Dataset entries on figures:
## Begin
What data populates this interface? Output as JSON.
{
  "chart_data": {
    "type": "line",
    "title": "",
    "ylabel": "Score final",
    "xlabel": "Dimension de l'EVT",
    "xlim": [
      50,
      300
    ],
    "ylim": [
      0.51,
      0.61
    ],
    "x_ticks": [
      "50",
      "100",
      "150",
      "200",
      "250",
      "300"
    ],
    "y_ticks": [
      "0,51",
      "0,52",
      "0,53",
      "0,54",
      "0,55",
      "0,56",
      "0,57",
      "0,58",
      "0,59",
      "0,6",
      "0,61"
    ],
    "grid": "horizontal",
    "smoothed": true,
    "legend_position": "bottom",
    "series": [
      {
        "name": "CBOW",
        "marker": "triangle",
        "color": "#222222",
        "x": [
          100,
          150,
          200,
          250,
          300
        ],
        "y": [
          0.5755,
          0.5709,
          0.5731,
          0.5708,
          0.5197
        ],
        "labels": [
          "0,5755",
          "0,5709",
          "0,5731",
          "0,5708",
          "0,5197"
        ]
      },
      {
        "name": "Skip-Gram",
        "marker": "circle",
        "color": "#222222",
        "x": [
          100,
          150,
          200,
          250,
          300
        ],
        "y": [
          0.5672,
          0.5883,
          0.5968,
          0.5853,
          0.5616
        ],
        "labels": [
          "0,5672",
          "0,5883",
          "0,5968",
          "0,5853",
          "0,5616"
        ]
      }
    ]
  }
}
## End
▸ Required work: From the records above, extract every line exactly as it stands.

▸ Task solution:
What data populates this interface? Output as JSON.
{
  "chart_data": {
    "type": "line",
    "title": "",
    "ylabel": "Score final",
    "xlabel": "Dimension de l'EVT",
    "xlim": [
      50,
      300
    ],
    "ylim": [
      0.51,
      0.61
    ],
    "x_ticks": [
      "50",
      "100",
      "150",
      "200",
      "250",
      "300"
    ],
    "y_ticks": [
      "0,51",
      "0,52",
      "0,53",
      "0,54",
      "0,55",
      "0,56",
      "0,57",
      "0,58",
      "0,59",
      "0,6",
      "0,61"
    ],
    "grid": "horizontal",
    "smoothed": true,
    "legend_position": "bottom",
    "series": [
      {
        "name": "CBOW",
        "marker": "triangle",
        "color": "#222222",
        "x": [
          100,
          150,
          200,
          250,
          300
        ],
        "y": [
          0.5755,
          0.5709,
          0.5731,
          0.5708,
          0.5197
        ],
        "labels": [
          "0,5755",
          "0,5709",
          "0,5731",
          "0,5708",
          "0,5197"
        ]
      },
      {
        "name": "Skip-Gram",
        "marker": "circle",
        "color": "#222222",
        "x": [
          100,
          150,
          200,
          250,
          300
        ],
        "y": [
          0.5672,
          0.5883,
          0.5968,
          0.5853,
          0.5616
        ],
        "labels": [
          "0,5672",
          "0,5883",
          "0,5968",
          "0,5853",
          "0,5616"
        ]
      }
    ]
  }
}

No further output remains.